## What you need to do
The records below must be transcribed exactly. Do not include the pictures.

## Input rows
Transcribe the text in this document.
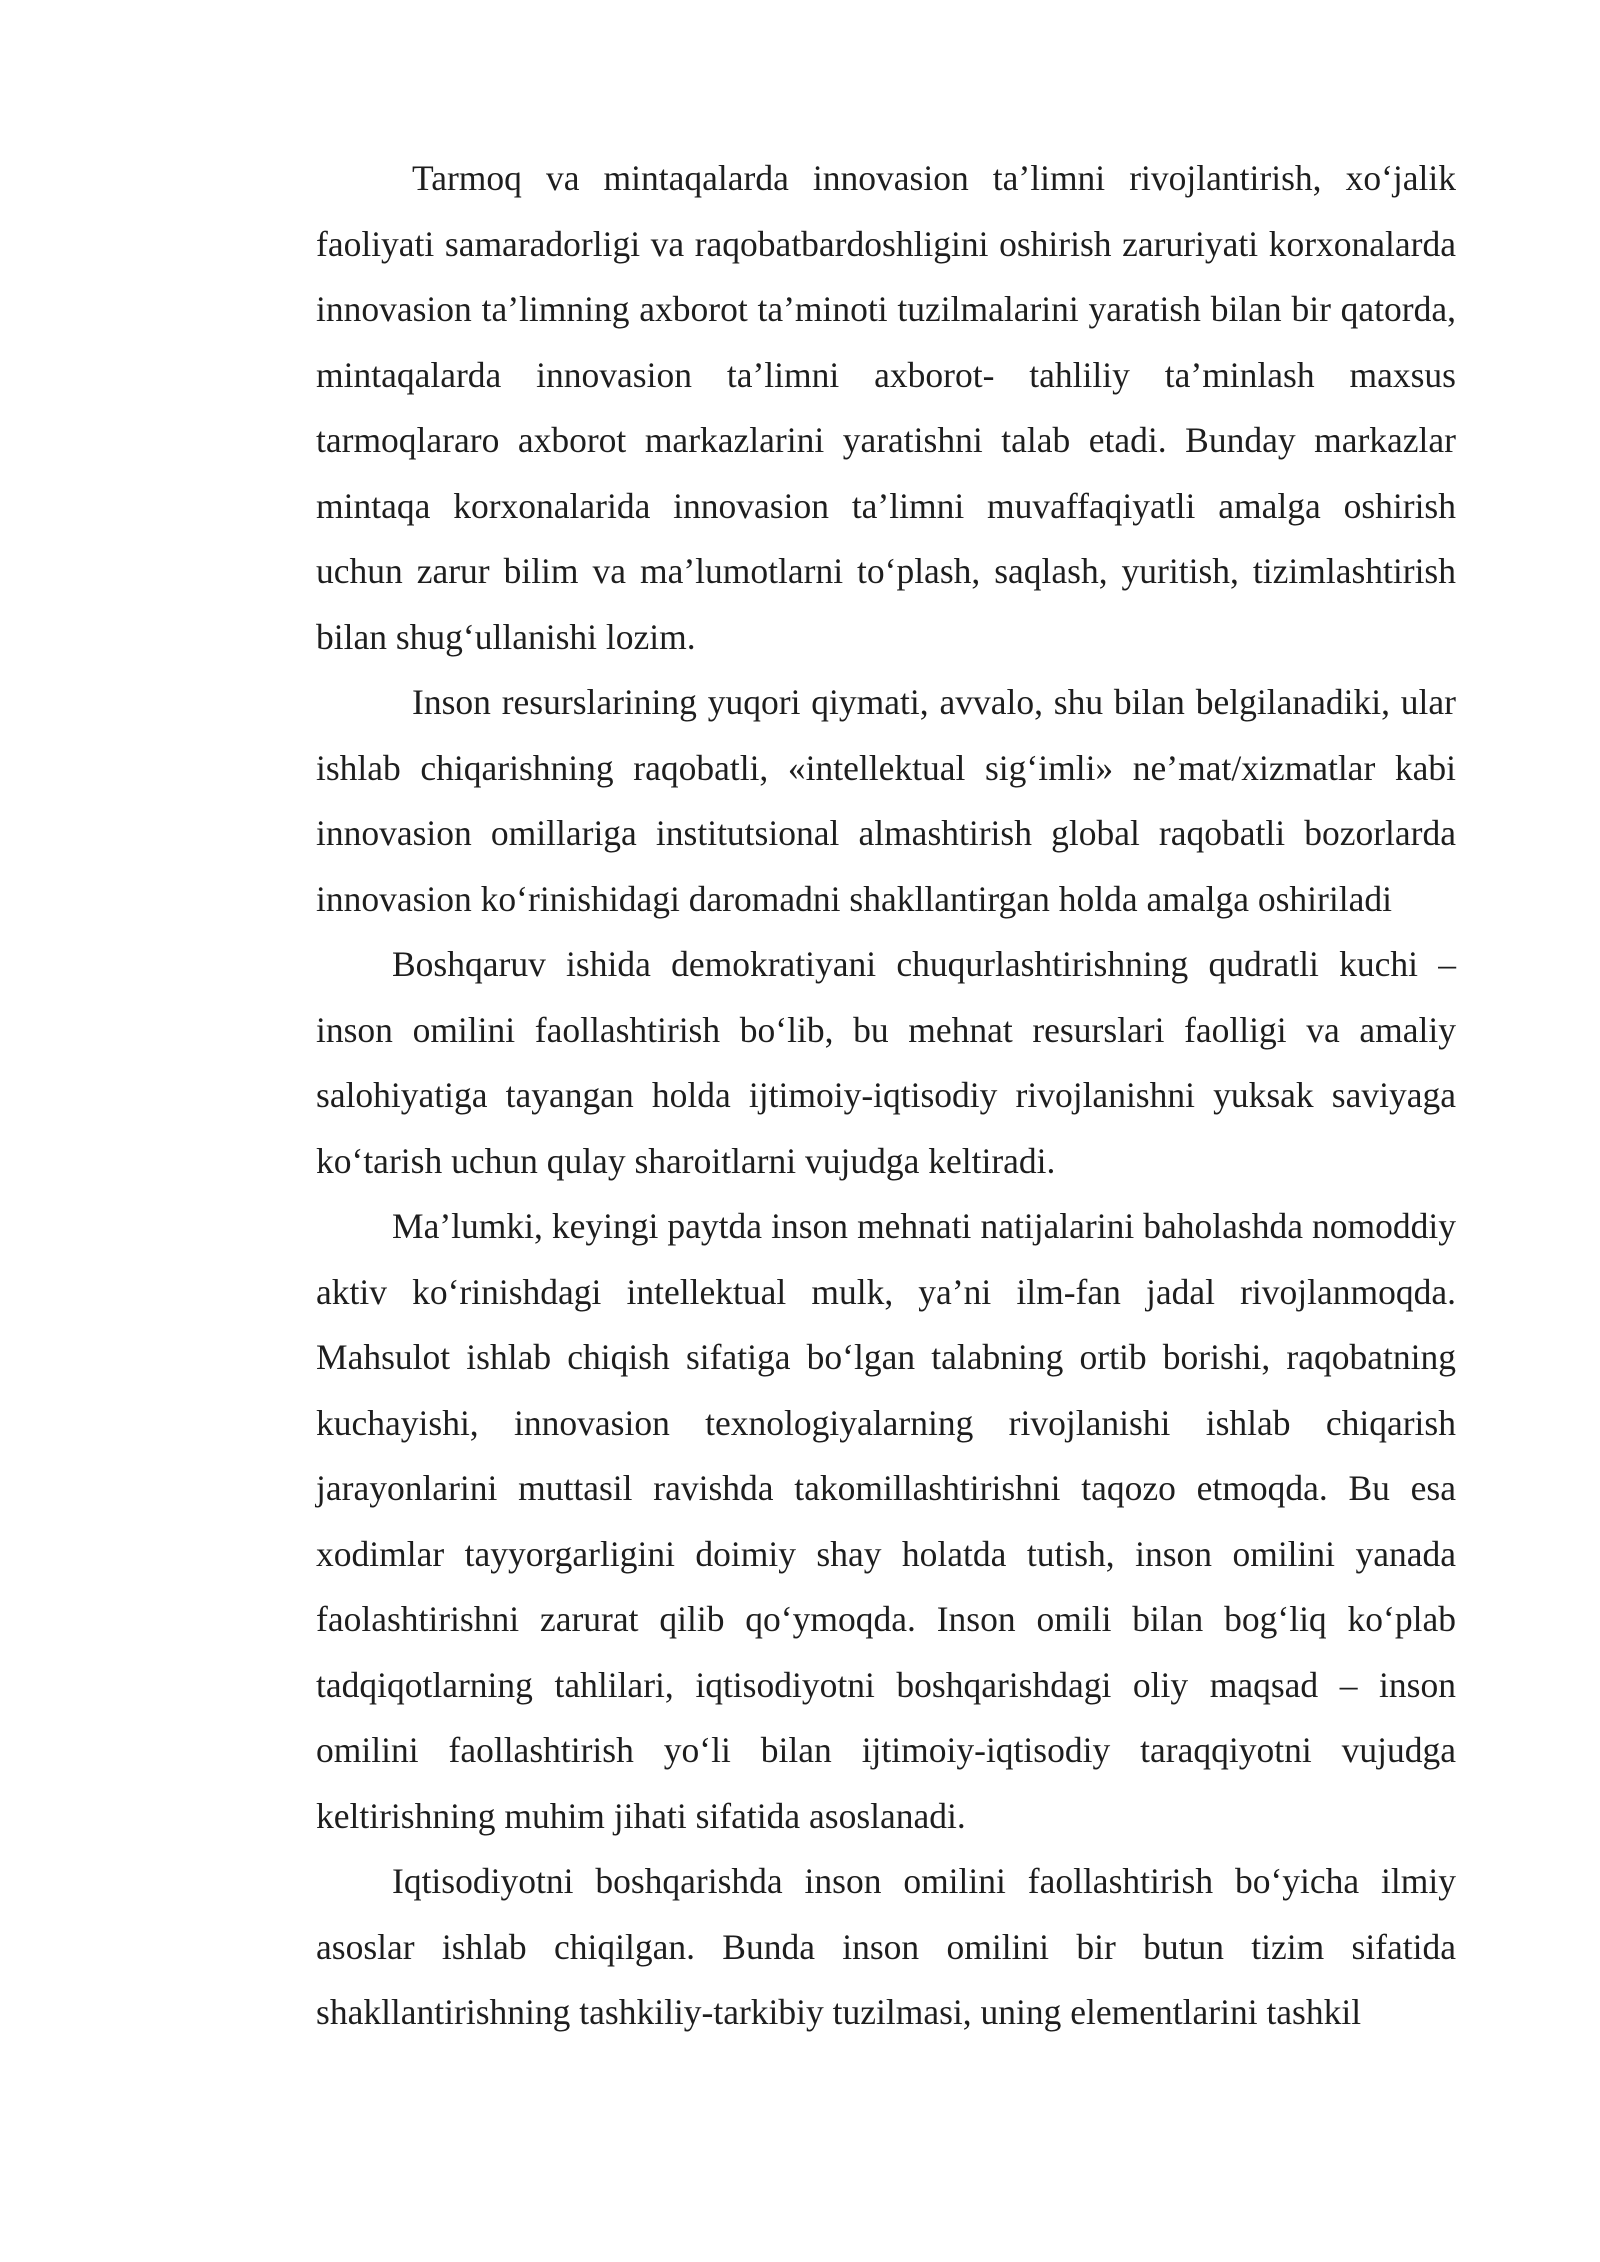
Tarmoq va mintaqalarda innovasion ta’limni rivojlantirish, xo‘jalik faoliyati samaradorligi va raqobatbardoshligini oshirish zaruriyati korxonalarda innovasion ta’limning axborot ta’minoti tuzilmalarini yaratish bilan bir qatorda, mintaqalarda innovasion ta’limni axborot- tahliliy ta’minlash maxsus tarmoqlararo axborot markazlarini yaratishni talab etadi. Bunday markazlar mintaqa korxonalarida innovasion ta’limni muvaffaqiyatli amalga oshirish uchun zarur bilim va ma’lumotlarni to‘plash, saqlash, yuritish, tizimlashtirish bilan shug‘ullanishi lozim.

Inson resurslarining yuqori qiymati, avvalo, shu bilan belgilanadiki, ular ishlab chiqarishning raqobatli, «intellektual sig‘imli» ne’mat/xizmatlar kabi innovasion omillariga institutsional almashtirish global raqobatli bozorlarda innovasion ko‘rinishidagi daromadni shakllantirgan holda amalga oshiriladi

Boshqaruv ishida demokratiyani chuqurlashtirishning qudratli kuchi – inson omilini faollashtirish bo‘lib, bu mehnat resurslari faolligi va amaliy salohiyatiga tayangan holda ijtimoiy-iqtisodiy rivojlanishni yuksak saviyaga ko‘tarish uchun qulay sharoitlarni vujudga keltiradi.

Ma’lumki, keyingi paytda inson mehnati natijalarini baholashda nomoddiy aktiv ko‘rinishdagi intellektual mulk, ya’ni ilm-fan jadal rivojlanmoqda. Mahsulot ishlab chiqish sifatiga bo‘lgan talabning ortib borishi, raqobatning kuchayishi, innovasion texnologiyalarning rivojlanishi ishlab chiqarish jarayonlarini muttasil ravishda takomillashtirishni taqozo etmoqda. Bu esa xodimlar tayyorgarligini doimiy shay holatda tutish, inson omilini yanada faolashtirishni zarurat qilib qo‘ymoqda. Inson omili bilan bog‘liq ko‘plab tadqiqotlarning tahlilari, iqtisodiyotni boshqarishdagi oliy maqsad – inson omilini faollashtirish yo‘li bilan ijtimoiy-iqtisodiy taraqqiyotni vujudga keltirishning muhim jihati sifatida asoslanadi.

Iqtisodiyotni boshqarishda inson omilini faollashtirish bo‘yicha ilmiy asoslar ishlab chiqilgan. Bunda inson omilini bir butun tizim sifatida shakllantirishning tashkiliy-tarkibiy tuzilmasi, uning elementlarini tashkil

## Reply to the task
Transcribe the text in this document.
Tarmoq va mintaqalarda innovasion ta’limni rivojlantirish, xo‘jalik faoliyati samaradorligi va raqobatbardoshligini oshirish zaruriyati korxonalarda innovasion ta’limning axborot ta’minoti tuzilmalarini yaratish bilan bir qatorda, mintaqalarda innovasion ta’limni axborot- tahliliy ta’minlash maxsus tarmoqlararo axborot markazlarini yaratishni talab etadi. Bunday markazlar mintaqa korxonalarida innovasion ta’limni muvaffaqiyatli amalga oshirish uchun zarur bilim va ma’lumotlarni to‘plash, saqlash, yuritish, tizimlashtirish bilan shug‘ullanishi lozim.

Inson resurslarining yuqori qiymati, avvalo, shu bilan belgilanadiki, ular ishlab chiqarishning raqobatli, «intellektual sig‘imli» ne’mat/xizmatlar kabi innovasion omillariga institutsional almashtirish global raqobatli bozorlarda innovasion ko‘rinishidagi daromadni shakllantirgan holda amalga oshiriladi

Boshqaruv ishida demokratiyani chuqurlashtirishning qudratli kuchi – inson omilini faollashtirish bo‘lib, bu mehnat resurslari faolligi va amaliy salohiyatiga tayangan holda ijtimoiy-iqtisodiy rivojlanishni yuksak saviyaga ko‘tarish uchun qulay sharoitlarni vujudga keltiradi.

Ma’lumki, keyingi paytda inson mehnati natijalarini baholashda nomoddiy aktiv ko‘rinishdagi intellektual mulk, ya’ni ilm-fan jadal rivojlanmoqda. Mahsulot ishlab chiqish sifatiga bo‘lgan talabning ortib borishi, raqobatning kuchayishi, innovasion texnologiyalarning rivojlanishi ishlab chiqarish jarayonlarini muttasil ravishda takomillashtirishni taqozo etmoqda. Bu esa xodimlar tayyorgarligini doimiy shay holatda tutish, inson omilini yanada faolashtirishni zarurat qilib qo‘ymoqda. Inson omili bilan bog‘liq ko‘plab tadqiqotlarning tahlilari, iqtisodiyotni boshqarishdagi oliy maqsad – inson omilini faollashtirish yo‘li bilan ijtimoiy-iqtisodiy taraqqiyotni vujudga keltirishning muhim jihati sifatida asoslanadi.

Iqtisodiyotni boshqarishda inson omilini faollashtirish bo‘yicha ilmiy asoslar ishlab chiqilgan. Bunda inson omilini bir butun tizim sifatida shakllantirishning tashkiliy-tarkibiy tuzilmasi, uning elementlarini tashkil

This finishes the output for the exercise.